-- What the task requires --
Single out the lines that include the word "JSON". Copy them.

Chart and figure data
****************

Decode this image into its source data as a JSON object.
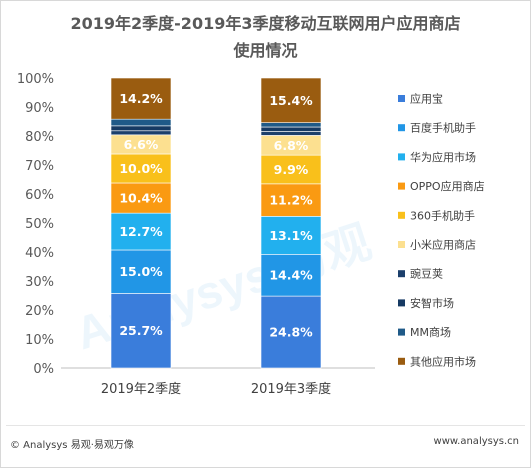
{
  "title_line1": "2019年2季度-2019年3季度移动互联网用户应用商店",
  "title_line2": "使用情况",
  "footer": {
    "left": "© Analysys 易观·易观万像",
    "right": "www.analysys.cn"
  },
  "watermark_text": "Analysys 易观",
  "chart_data": {
    "type": "bar",
    "stacked": true,
    "percent_stacked": true,
    "categories": [
      "2019年2季度",
      "2019年3季度"
    ],
    "yticks": [
      "0%",
      "10%",
      "20%",
      "30%",
      "40%",
      "50%",
      "60%",
      "70%",
      "80%",
      "90%",
      "100%"
    ],
    "ylim": [
      0,
      100
    ],
    "legend_position": "right",
    "series": [
      {
        "name": "应用宝",
        "color": "#3a7ddb",
        "text_color": "#ffffff",
        "values": [
          25.7,
          24.8
        ],
        "labels": [
          "25.7%",
          "24.8%"
        ]
      },
      {
        "name": "百度手机助手",
        "color": "#2196e6",
        "text_color": "#ffffff",
        "values": [
          15.0,
          14.4
        ],
        "labels": [
          "15.0%",
          "14.4%"
        ]
      },
      {
        "name": "华为应用市场",
        "color": "#22b0ee",
        "text_color": "#ffffff",
        "values": [
          12.7,
          13.1
        ],
        "labels": [
          "12.7%",
          "13.1%"
        ]
      },
      {
        "name": "OPPO应用商店",
        "color": "#fa9a12",
        "text_color": "#ffffff",
        "values": [
          10.4,
          11.2
        ],
        "labels": [
          "10.4%",
          "11.2%"
        ]
      },
      {
        "name": "360手机助手",
        "color": "#f9c01b",
        "text_color": "#ffffff",
        "values": [
          10.0,
          9.9
        ],
        "labels": [
          "10.0%",
          "9.9%"
        ]
      },
      {
        "name": "小米应用商店",
        "color": "#fce090",
        "text_color": "#ffffff",
        "values": [
          6.6,
          6.8
        ],
        "labels": [
          "6.6%",
          "6.8%"
        ]
      },
      {
        "name": "豌豆荚",
        "color": "#1b3f6b",
        "text_color": "#ffffff",
        "values": [
          1.4,
          1.4
        ],
        "labels": [
          "",
          ""
        ]
      },
      {
        "name": "安智市场",
        "color": "#163a63",
        "text_color": "#ffffff",
        "values": [
          1.7,
          1.5
        ],
        "labels": [
          "",
          ""
        ]
      },
      {
        "name": "MM商场",
        "color": "#1f5a88",
        "text_color": "#ffffff",
        "values": [
          2.3,
          1.5
        ],
        "labels": [
          "",
          ""
        ]
      },
      {
        "name": "其他应用市场",
        "color": "#9a5c10",
        "text_color": "#ffffff",
        "values": [
          14.2,
          15.4
        ],
        "labels": [
          "14.2%",
          "15.4%"
        ]
      }
    ]
  }
}
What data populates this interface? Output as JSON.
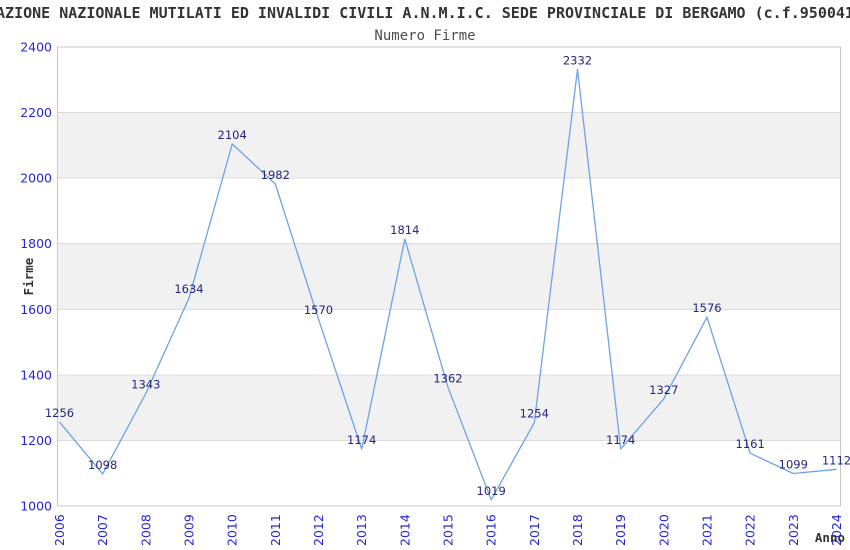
{
  "chart_data": {
    "type": "line",
    "title": "AZIONE NAZIONALE MUTILATI ED INVALIDI CIVILI A.N.M.I.C. SEDE PROVINCIALE DI BERGAMO (c.f.950041",
    "subtitle": "Numero Firme",
    "xlabel": "Anno",
    "ylabel": "Firme",
    "x": [
      2006,
      2007,
      2008,
      2009,
      2010,
      2011,
      2012,
      2013,
      2014,
      2015,
      2016,
      2017,
      2018,
      2019,
      2020,
      2021,
      2022,
      2023,
      2024
    ],
    "values": [
      1256,
      1098,
      1343,
      1634,
      2104,
      1982,
      1570,
      1174,
      1814,
      1362,
      1019,
      1254,
      2332,
      1174,
      1327,
      1576,
      1161,
      1099,
      1112
    ],
    "ylim": [
      1000,
      2400
    ],
    "ytick_step": 200,
    "yticks": [
      1000,
      1200,
      1400,
      1600,
      1800,
      2000,
      2200,
      2400
    ],
    "grid": "horizontal alternating bands",
    "legend_position": "none",
    "data_labels_visible": true,
    "colors": {
      "line": "#6ea3e4",
      "band_fill": "#f1f1f1",
      "gridline": "#dcdcdc",
      "plot_border": "#c9c9c9",
      "axis_tick_label": "#2626d9",
      "data_label": "#25257d",
      "title": "#333333",
      "subtitle": "#4d4d4d",
      "axis_title": "#333333",
      "background": "#ffffff"
    }
  }
}
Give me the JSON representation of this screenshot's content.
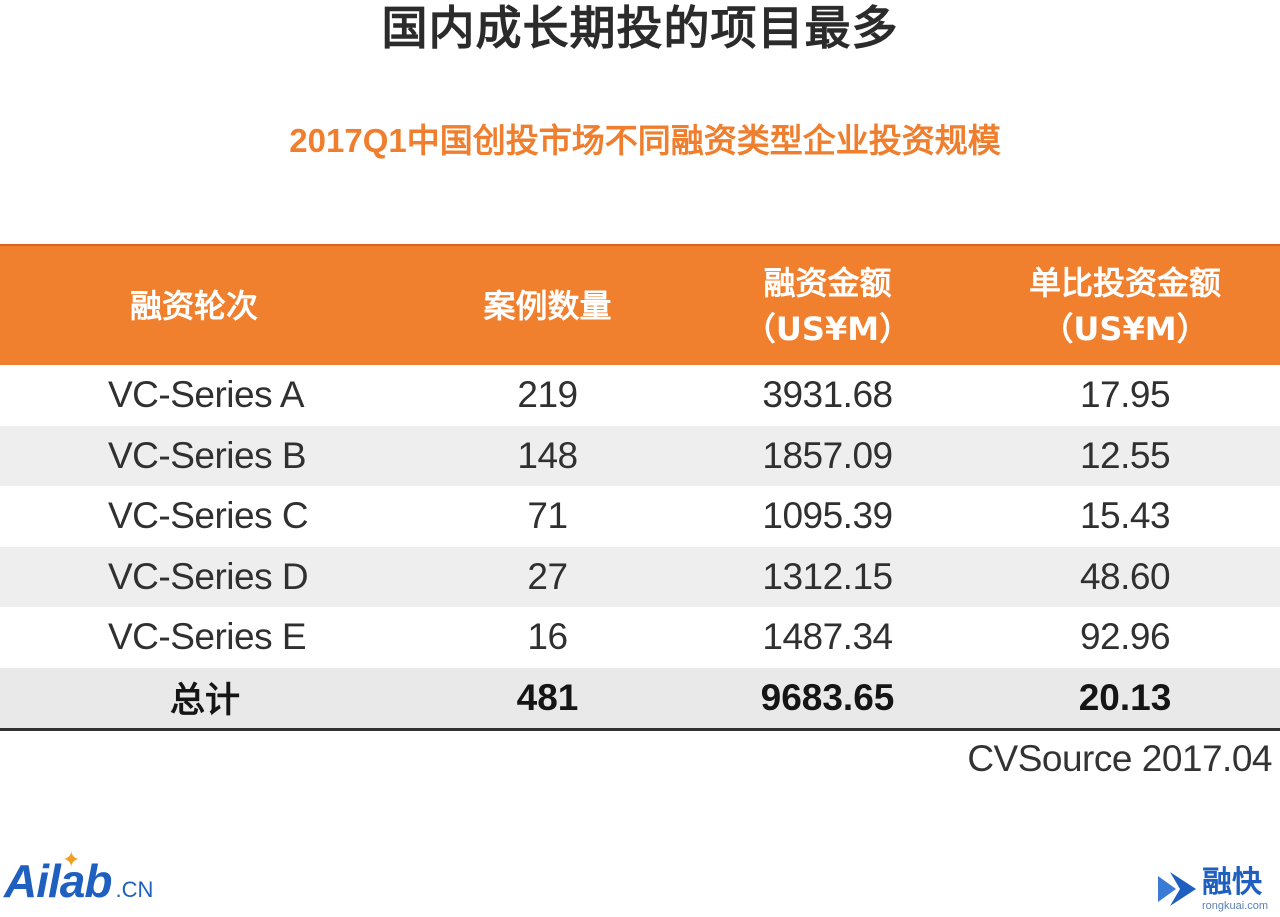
{
  "title": "国内成长期投的项目最多",
  "chart_data": {
    "type": "table",
    "title": "2017Q1中国创投市场不同融资类型企业投资规模",
    "columns": [
      {
        "line1": "融资轮次",
        "line2": ""
      },
      {
        "line1": "案例数量",
        "line2": ""
      },
      {
        "line1": "融资金额",
        "line2": "（US¥M）"
      },
      {
        "line1": "单比投资金额",
        "line2": "（US¥M）"
      }
    ],
    "rows": [
      [
        "VC-Series A",
        "219",
        "3931.68",
        "17.95"
      ],
      [
        "VC-Series B",
        "148",
        "1857.09",
        "12.55"
      ],
      [
        "VC-Series C",
        "71",
        "1095.39",
        "15.43"
      ],
      [
        "VC-Series D",
        "27",
        "1312.15",
        "48.60"
      ],
      [
        "VC-Series E",
        "16",
        "1487.34",
        "92.96"
      ]
    ],
    "total": [
      "总计",
      "481",
      "9683.65",
      "20.13"
    ],
    "source": "CVSource 2017.04"
  },
  "logos": {
    "left_name": "Ailab",
    "left_ext": ".CN",
    "right_name": "融快",
    "right_domain": "rongkuai.com"
  },
  "colors": {
    "accent": "#f07f2e",
    "title": "#2b2b2b",
    "brand_blue": "#1f5fbf"
  }
}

****************

-- Task output --
Decode this image into its source data as a JSON object.
What data populates this interface? Output as JSON.
Give me the JSON representation of this screenshot's content.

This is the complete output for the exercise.